**REQUIRED TASK:**
Pick out each line of the records in which the word "Transitions" appears.

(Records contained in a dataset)
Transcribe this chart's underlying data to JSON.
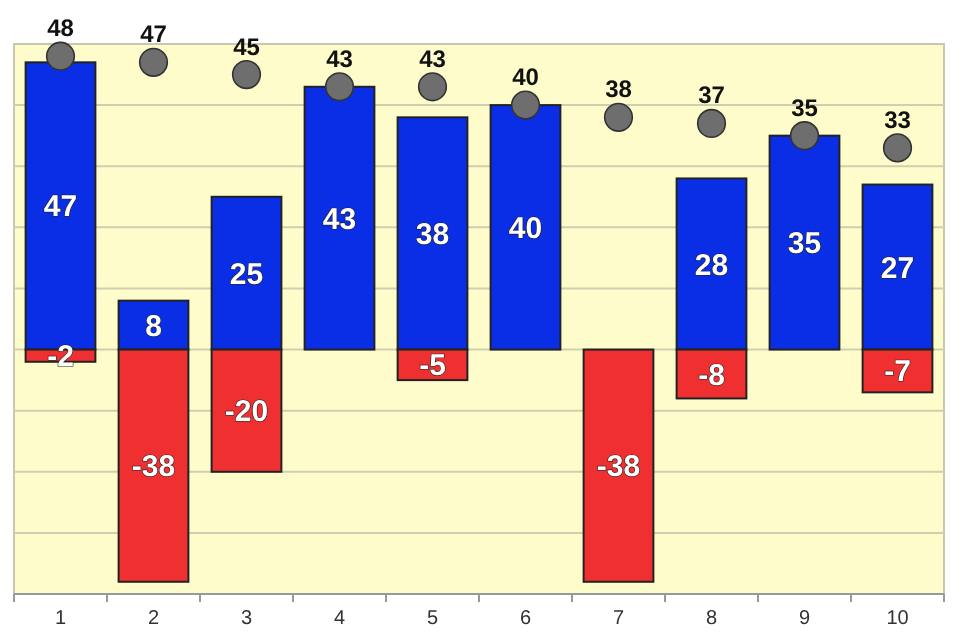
{
  "chart_data": {
    "type": "bar",
    "stacked": true,
    "categories": [
      "1",
      "2",
      "3",
      "4",
      "5",
      "6",
      "7",
      "8",
      "9",
      "10"
    ],
    "series": [
      {
        "color": "#0a2ee6",
        "values": [
          47,
          8,
          25,
          43,
          38,
          40,
          null,
          28,
          35,
          27
        ]
      },
      {
        "color": "#f03030",
        "values": [
          -2,
          -38,
          -20,
          null,
          -5,
          null,
          -38,
          -8,
          null,
          -7
        ]
      },
      {
        "type": "scatter",
        "color": "#6e6e6e",
        "x": [
          "1",
          "2",
          "3",
          "4",
          "5",
          "6",
          "7",
          "8",
          "9",
          "10"
        ],
        "values": [
          48,
          47,
          45,
          43,
          43,
          40,
          38,
          37,
          35,
          33
        ]
      }
    ],
    "ylim": [
      -40,
      50
    ],
    "yticks": [
      {
        "value": -40,
        "label": null
      },
      {
        "value": -30,
        "label": null
      },
      {
        "value": -20,
        "label": null
      },
      {
        "value": -10,
        "label": null
      },
      {
        "value": 0,
        "label": null
      },
      {
        "value": 10,
        "label": null
      },
      {
        "value": 20,
        "label": null
      },
      {
        "value": 30,
        "label": null
      },
      {
        "value": 40,
        "label": null
      },
      {
        "value": 50,
        "label": null
      }
    ],
    "grid": "y",
    "data_labels": true,
    "marker": "circle",
    "tick_labels": "x"
  }
}
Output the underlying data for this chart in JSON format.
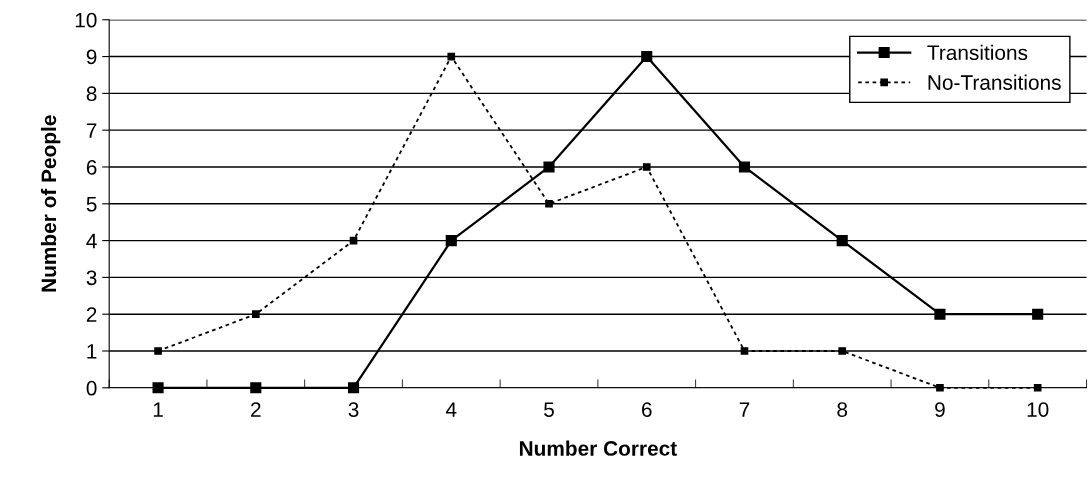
{
  "chart_data": {
    "type": "line",
    "xlabel": "Number Correct",
    "ylabel": "Number of People",
    "categories": [
      "1",
      "2",
      "3",
      "4",
      "5",
      "6",
      "7",
      "8",
      "9",
      "10"
    ],
    "series": [
      {
        "name": "Transitions",
        "color": "#000000",
        "line_style": "solid",
        "values": [
          0,
          0,
          0,
          4,
          6,
          9,
          6,
          4,
          2,
          2
        ]
      },
      {
        "name": "No-Transitions",
        "color": "#000000",
        "line_style": "dotted",
        "values": [
          1,
          2,
          4,
          9,
          5,
          6,
          1,
          1,
          0,
          0
        ]
      }
    ],
    "ylim": [
      0,
      10
    ],
    "yticks": [
      0,
      1,
      2,
      3,
      4,
      5,
      6,
      7,
      8,
      9,
      10
    ],
    "grid": "y",
    "legend": "top right",
    "marker": "square"
  }
}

**CORRECT ANSWER:**
        "name": "Transitions",
        "name": "No-Transitions",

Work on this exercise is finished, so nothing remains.